**GIVEN REQUEST:**
Show every line in the records below that contains the word "vacances".

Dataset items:
-- begin --
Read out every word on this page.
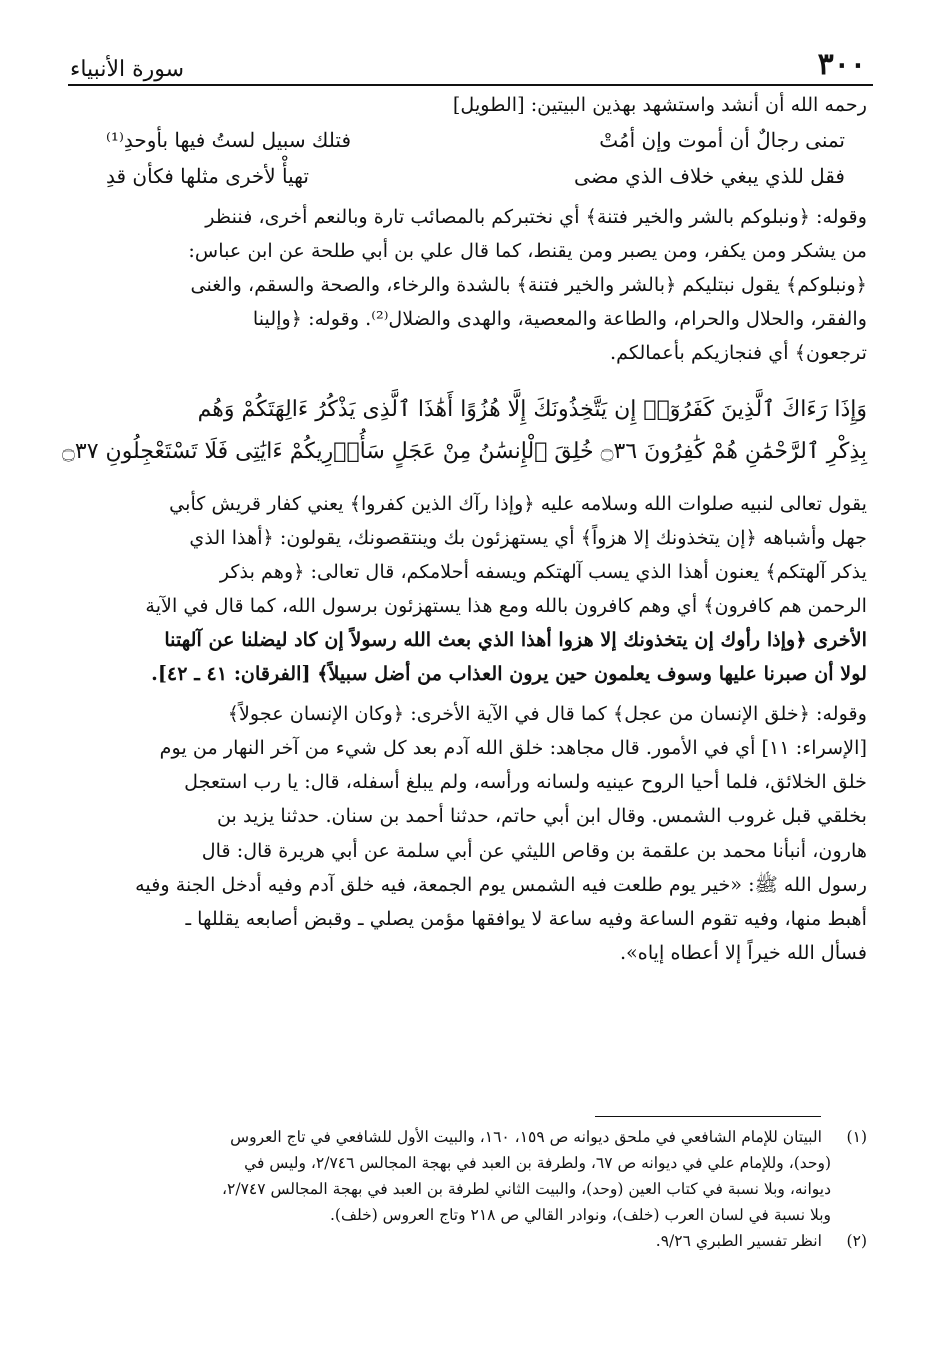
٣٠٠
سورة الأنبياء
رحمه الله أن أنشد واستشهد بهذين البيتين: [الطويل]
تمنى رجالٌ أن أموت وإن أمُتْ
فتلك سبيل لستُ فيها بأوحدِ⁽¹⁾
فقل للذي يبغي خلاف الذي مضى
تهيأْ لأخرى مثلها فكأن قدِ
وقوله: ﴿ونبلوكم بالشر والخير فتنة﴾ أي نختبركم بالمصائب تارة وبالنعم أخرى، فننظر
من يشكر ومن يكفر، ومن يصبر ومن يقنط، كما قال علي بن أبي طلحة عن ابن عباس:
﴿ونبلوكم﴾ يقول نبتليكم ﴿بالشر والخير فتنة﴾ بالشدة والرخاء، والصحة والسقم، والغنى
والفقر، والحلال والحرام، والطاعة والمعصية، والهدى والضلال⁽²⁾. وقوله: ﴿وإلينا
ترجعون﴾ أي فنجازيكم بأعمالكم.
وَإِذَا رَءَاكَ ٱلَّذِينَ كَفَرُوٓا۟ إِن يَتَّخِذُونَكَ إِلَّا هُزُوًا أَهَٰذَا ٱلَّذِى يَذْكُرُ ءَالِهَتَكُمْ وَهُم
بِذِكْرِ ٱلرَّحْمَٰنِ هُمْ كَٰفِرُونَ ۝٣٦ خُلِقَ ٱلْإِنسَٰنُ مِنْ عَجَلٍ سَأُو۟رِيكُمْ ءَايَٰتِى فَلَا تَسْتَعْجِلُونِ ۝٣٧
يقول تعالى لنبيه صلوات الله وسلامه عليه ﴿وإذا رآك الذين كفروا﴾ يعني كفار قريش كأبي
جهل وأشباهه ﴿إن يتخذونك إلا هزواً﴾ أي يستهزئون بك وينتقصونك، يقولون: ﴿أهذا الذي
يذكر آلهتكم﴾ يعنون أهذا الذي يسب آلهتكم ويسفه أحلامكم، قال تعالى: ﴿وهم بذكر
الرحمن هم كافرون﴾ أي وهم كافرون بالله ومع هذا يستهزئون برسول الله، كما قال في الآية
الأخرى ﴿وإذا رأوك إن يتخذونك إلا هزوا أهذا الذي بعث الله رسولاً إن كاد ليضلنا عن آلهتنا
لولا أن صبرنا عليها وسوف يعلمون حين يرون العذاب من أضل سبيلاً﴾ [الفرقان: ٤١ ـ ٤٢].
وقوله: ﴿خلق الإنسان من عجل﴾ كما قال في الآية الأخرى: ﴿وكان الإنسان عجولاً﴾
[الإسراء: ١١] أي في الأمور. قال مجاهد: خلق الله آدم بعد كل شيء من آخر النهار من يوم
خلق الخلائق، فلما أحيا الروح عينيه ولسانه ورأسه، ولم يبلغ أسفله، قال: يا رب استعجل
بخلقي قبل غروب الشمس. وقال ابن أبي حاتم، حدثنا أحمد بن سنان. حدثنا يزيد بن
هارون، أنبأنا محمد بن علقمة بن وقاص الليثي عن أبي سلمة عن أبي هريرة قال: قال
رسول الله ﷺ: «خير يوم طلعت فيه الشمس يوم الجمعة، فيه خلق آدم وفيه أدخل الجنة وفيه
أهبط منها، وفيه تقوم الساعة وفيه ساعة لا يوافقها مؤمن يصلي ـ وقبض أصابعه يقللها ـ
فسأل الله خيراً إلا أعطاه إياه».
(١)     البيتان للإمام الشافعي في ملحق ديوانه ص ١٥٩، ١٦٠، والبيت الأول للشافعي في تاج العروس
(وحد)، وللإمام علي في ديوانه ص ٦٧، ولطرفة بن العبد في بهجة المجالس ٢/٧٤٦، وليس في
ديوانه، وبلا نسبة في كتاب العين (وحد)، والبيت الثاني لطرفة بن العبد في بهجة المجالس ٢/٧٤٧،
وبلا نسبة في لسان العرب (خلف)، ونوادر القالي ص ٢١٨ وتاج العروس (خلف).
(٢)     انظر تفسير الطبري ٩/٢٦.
-- end --
-- begin --
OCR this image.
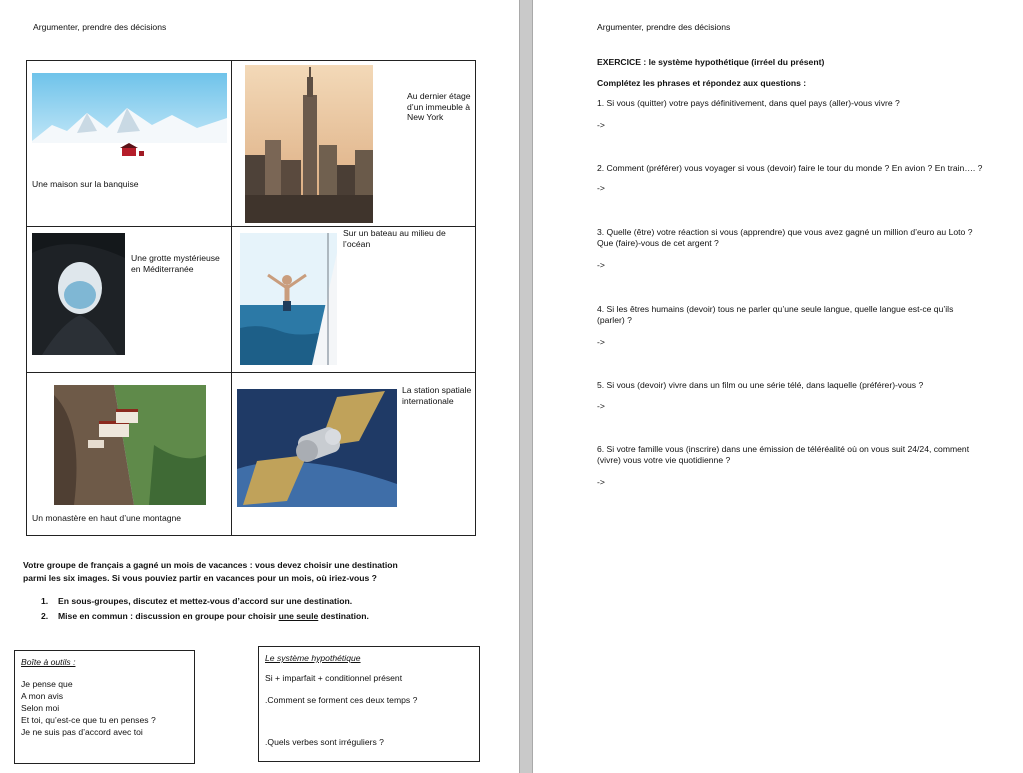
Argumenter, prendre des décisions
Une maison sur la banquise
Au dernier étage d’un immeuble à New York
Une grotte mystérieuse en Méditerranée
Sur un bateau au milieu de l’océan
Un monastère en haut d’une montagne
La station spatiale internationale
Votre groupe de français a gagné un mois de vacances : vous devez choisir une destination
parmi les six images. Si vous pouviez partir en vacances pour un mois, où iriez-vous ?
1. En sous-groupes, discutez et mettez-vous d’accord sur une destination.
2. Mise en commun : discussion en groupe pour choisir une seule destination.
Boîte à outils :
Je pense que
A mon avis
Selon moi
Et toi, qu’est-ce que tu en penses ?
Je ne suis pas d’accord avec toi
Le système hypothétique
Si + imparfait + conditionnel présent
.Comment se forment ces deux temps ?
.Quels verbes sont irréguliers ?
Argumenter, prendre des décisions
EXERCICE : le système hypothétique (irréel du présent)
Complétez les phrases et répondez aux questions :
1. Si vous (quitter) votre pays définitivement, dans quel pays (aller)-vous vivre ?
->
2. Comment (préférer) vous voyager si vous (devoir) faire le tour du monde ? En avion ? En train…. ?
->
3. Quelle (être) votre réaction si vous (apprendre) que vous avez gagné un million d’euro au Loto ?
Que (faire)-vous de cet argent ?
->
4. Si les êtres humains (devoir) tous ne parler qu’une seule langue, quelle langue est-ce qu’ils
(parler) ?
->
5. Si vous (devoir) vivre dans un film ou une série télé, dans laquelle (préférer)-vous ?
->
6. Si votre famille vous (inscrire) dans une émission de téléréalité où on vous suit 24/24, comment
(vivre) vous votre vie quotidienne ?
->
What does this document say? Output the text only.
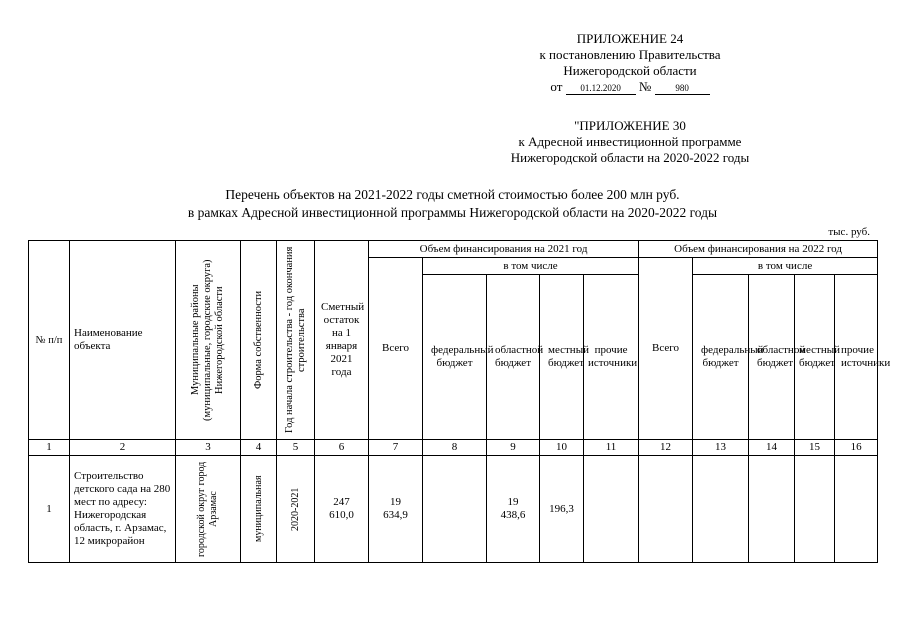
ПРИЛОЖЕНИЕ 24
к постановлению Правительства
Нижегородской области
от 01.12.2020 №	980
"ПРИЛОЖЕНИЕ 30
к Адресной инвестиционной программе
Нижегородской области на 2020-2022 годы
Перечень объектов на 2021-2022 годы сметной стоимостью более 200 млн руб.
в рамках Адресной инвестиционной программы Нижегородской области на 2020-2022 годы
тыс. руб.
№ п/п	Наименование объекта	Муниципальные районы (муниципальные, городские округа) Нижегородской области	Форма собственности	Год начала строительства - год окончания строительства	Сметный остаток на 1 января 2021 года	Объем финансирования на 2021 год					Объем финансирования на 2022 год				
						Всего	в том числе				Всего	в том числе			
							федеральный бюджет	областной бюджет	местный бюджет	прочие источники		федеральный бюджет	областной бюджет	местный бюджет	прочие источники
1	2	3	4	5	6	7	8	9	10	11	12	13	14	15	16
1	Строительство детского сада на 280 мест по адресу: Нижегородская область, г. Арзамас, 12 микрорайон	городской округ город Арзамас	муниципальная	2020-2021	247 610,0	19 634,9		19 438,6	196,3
-- end --
-- begin --
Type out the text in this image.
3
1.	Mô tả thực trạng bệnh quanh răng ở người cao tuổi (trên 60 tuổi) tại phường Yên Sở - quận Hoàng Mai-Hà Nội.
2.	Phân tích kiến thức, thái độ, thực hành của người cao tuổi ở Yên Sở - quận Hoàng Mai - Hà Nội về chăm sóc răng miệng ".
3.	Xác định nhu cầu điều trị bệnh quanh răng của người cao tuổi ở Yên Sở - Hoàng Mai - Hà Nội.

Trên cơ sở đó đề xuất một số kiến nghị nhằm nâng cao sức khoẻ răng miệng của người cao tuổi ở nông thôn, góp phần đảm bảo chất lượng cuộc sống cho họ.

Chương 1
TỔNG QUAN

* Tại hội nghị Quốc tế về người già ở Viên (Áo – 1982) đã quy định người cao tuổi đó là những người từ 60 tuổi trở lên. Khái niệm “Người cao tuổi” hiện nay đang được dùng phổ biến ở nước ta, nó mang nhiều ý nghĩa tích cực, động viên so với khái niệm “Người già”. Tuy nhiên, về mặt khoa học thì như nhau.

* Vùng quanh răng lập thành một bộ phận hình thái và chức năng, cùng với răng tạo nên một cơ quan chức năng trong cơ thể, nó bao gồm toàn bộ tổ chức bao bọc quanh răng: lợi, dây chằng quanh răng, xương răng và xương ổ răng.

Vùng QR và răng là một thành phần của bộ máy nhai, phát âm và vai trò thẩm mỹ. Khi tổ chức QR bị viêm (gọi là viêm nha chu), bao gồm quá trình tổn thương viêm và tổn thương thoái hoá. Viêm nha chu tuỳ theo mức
-- end --
**EXERCISE RESPONSE:**
Votre groupe de français a gagné un mois de vacances : vous devez choisir une destination
parmi les six images. Si vous pouviez partir en vacances pour un mois, où iriez-vous ?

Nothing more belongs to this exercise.